-- BEGIN --
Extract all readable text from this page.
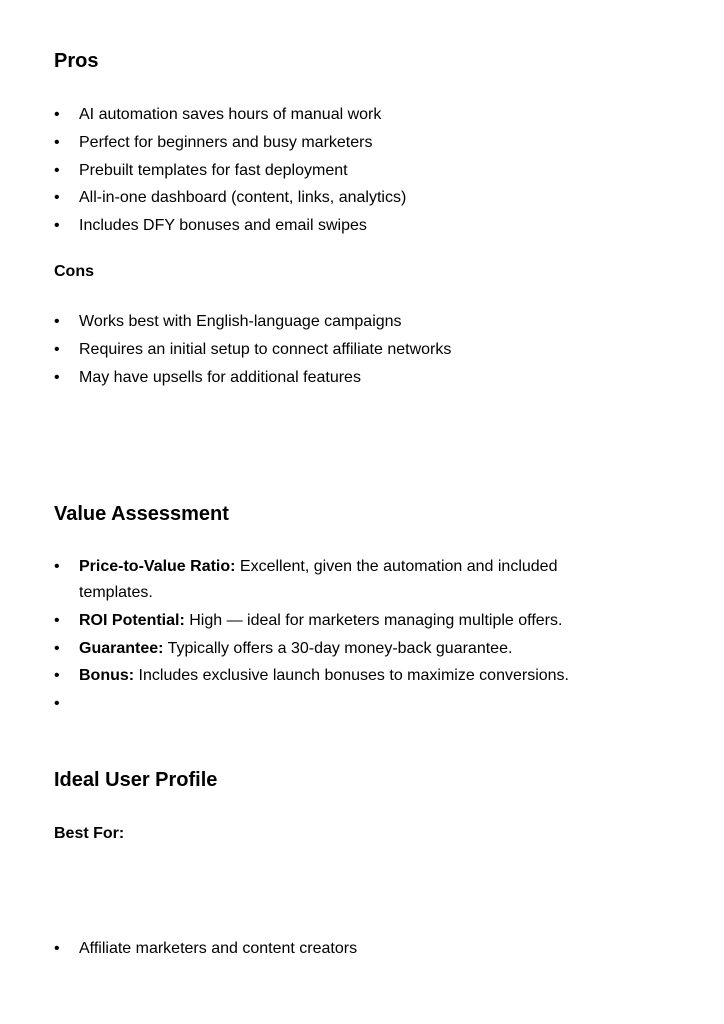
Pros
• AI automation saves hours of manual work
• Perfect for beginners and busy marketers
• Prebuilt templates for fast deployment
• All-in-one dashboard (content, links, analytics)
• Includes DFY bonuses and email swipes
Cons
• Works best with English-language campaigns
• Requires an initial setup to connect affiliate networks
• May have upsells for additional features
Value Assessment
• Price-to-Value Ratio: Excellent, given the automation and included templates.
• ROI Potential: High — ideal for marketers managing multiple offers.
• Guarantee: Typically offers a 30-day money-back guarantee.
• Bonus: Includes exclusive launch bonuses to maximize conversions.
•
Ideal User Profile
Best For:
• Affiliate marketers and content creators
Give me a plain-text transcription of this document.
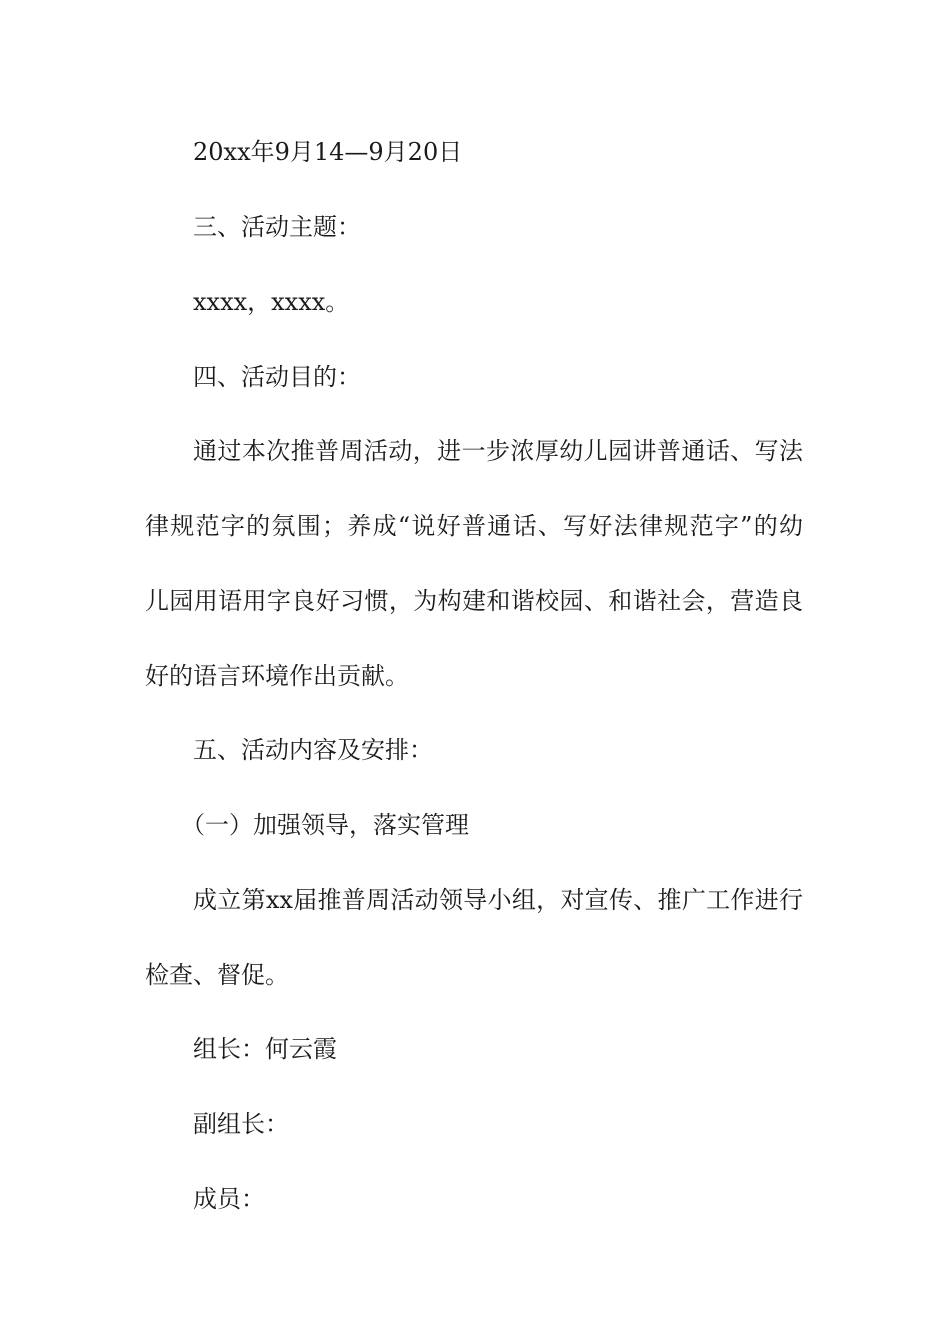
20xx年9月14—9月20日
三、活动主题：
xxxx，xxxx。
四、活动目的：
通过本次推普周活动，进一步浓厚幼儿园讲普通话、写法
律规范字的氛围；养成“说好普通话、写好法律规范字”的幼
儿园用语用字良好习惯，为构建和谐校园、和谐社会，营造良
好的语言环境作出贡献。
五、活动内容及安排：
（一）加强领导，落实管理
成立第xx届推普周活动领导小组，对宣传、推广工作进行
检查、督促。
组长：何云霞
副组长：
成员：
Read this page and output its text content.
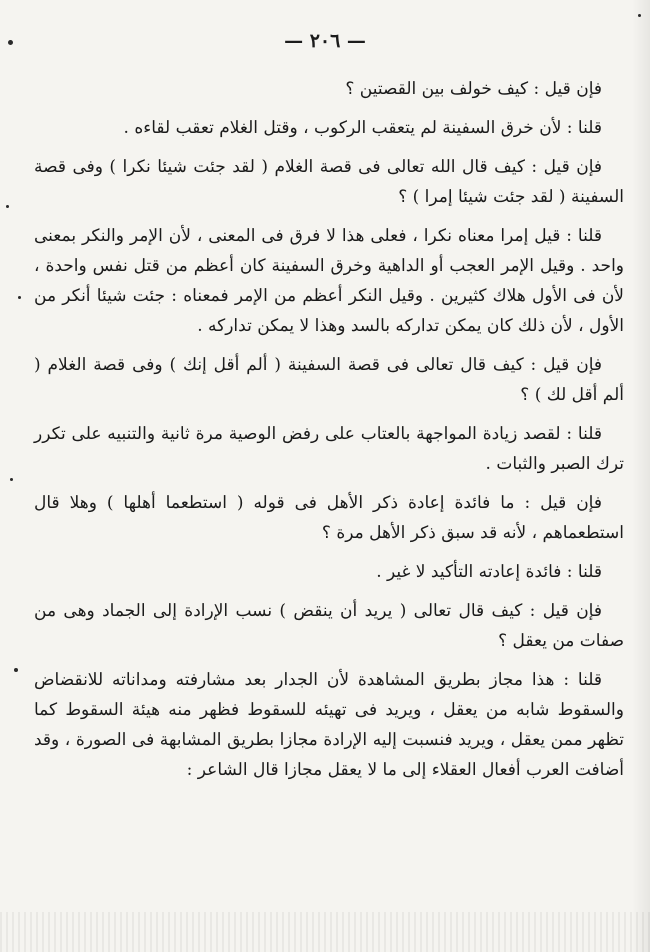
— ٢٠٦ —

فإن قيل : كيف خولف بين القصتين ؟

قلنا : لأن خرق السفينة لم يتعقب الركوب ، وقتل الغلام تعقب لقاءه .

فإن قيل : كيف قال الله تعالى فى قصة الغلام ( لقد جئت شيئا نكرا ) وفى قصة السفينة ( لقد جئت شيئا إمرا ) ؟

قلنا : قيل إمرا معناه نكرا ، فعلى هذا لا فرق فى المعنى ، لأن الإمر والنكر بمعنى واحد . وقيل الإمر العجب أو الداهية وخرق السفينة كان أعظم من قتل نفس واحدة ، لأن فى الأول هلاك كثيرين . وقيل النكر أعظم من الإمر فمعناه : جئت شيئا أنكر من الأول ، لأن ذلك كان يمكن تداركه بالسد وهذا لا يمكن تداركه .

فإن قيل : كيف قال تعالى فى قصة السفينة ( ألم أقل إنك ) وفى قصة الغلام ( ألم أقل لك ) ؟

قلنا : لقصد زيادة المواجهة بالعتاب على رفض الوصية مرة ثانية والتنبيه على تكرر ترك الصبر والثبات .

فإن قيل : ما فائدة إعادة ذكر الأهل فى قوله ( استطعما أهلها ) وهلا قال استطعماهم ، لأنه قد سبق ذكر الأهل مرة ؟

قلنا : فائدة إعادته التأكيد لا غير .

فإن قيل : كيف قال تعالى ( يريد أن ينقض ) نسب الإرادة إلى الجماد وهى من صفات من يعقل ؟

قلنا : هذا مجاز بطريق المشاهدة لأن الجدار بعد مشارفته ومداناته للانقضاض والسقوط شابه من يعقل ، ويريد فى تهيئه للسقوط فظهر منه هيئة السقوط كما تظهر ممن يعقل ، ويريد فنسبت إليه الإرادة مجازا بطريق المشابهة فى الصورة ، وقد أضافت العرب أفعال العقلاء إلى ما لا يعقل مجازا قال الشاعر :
-- END --
→ Direction
Search the records above for "فائدة". Copy each line where it is found.

→ Result of the exercise
فإن قيل : ما فائدة إعادة ذكر الأهل فى قوله ( استطعما أهلها ) وهلا قال استطعماهم ، لأنه قد سبق ذكر الأهل مرة ؟
قلنا : فائدة إعادته التأكيد لا غير .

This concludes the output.